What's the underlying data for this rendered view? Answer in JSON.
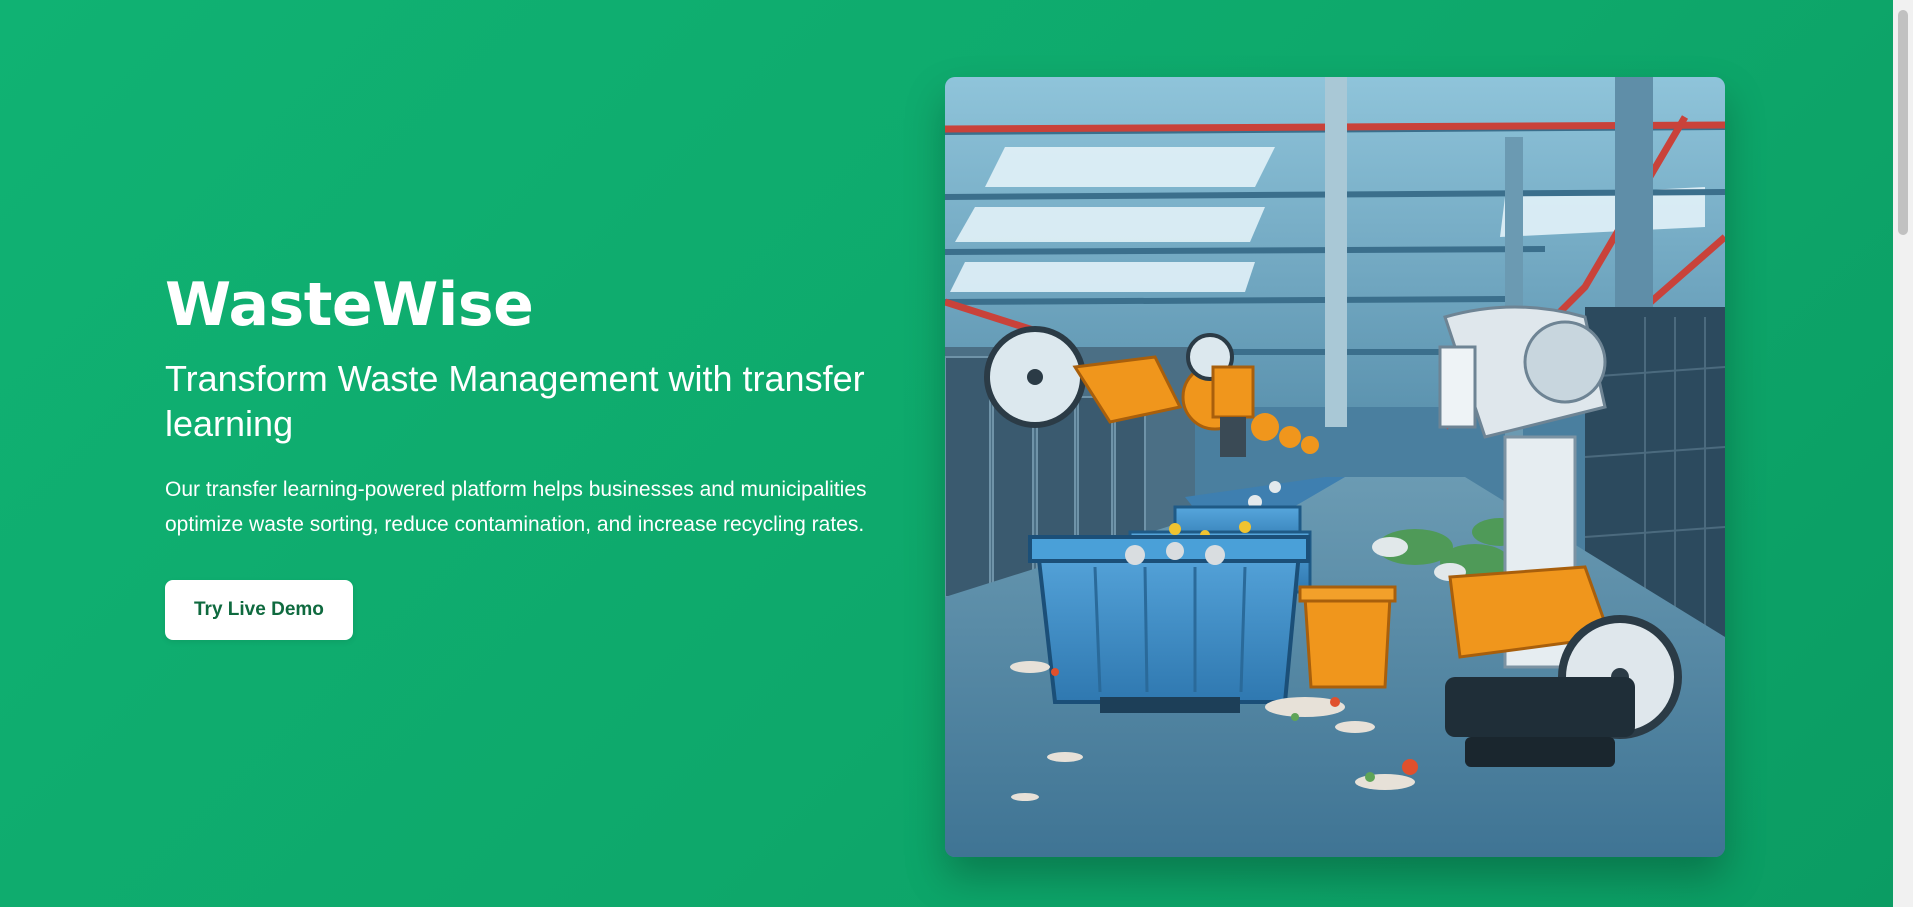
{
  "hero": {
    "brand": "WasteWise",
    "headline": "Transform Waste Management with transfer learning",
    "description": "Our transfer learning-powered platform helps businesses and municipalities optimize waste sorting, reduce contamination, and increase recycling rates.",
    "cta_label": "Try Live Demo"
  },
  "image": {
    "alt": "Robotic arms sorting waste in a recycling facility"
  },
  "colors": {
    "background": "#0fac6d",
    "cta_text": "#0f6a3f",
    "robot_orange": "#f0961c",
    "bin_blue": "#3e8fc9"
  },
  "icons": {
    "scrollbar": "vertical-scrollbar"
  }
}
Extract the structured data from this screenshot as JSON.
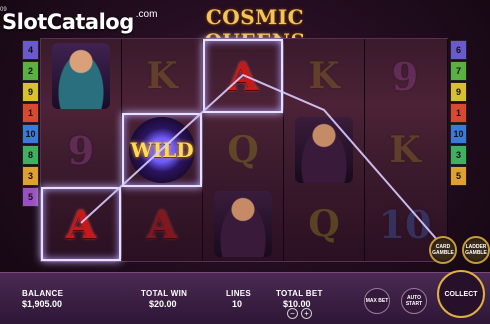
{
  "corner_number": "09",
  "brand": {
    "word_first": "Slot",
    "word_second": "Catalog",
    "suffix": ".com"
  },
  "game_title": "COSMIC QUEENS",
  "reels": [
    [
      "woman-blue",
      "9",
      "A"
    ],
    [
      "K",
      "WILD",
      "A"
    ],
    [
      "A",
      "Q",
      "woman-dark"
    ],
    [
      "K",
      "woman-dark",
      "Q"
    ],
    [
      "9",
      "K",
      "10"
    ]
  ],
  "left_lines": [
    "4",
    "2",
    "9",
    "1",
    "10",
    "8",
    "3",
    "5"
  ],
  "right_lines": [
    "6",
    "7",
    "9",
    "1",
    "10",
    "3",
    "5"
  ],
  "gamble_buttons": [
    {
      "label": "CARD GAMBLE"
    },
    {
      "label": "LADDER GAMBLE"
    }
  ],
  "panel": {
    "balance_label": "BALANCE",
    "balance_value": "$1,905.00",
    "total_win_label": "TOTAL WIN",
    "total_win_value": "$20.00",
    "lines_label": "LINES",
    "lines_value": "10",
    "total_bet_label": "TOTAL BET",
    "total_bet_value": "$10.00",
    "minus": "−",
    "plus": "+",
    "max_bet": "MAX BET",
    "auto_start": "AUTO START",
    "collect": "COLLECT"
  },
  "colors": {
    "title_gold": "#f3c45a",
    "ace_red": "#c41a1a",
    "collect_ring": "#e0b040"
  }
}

□ □ □ □ □ □ □

• _GOAL_
Up to and including the last line of the listing, starting at the line with "Extract the structured", extract every line exactly and leave out the pictures.

• _SOLUTION_
Extract the structured data from this screenshot as JSON.
{
  "corner_number": "09",
  "brand": {
    "word_first": "Slot",
    "word_second": "Catalog",
    "suffix": ".com"
  },
  "game_title": "COSMIC QUEENS",
  "reels": [
    [
      "woman-blue",
      "9",
      "A"
    ],
    [
      "K",
      "WILD",
      "A"
    ],
    [
      "A",
      "Q",
      "woman-dark"
    ],
    [
      "K",
      "woman-dark",
      "Q"
    ],
    [
      "9",
      "K",
      "10"
    ]
  ],
  "left_lines": [
    "4",
    "2",
    "9",
    "1",
    "10",
    "8",
    "3",
    "5"
  ],
  "right_lines": [
    "6",
    "7",
    "9",
    "1",
    "10",
    "3",
    "5"
  ],
  "gamble_buttons": [
    {
      "label": "CARD GAMBLE"
    },
    {
      "label": "LADDER GAMBLE"
    }
  ],
  "panel": {
    "balance_label": "BALANCE",
    "balance_value": "$1,905.00",
    "total_win_label": "TOTAL WIN",
    "total_win_value": "$20.00",
    "lines_label": "LINES",
    "lines_value": "10",
    "total_bet_label": "TOTAL BET",
    "total_bet_value": "$10.00",
    "minus": "−",
    "plus": "+",
    "max_bet": "MAX BET",
    "auto_start": "AUTO START",
    "collect": "COLLECT"
  },
  "colors": {
    "title_gold": "#f3c45a",
    "ace_red": "#c41a1a",
    "collect_ring": "#e0b040"
  }
}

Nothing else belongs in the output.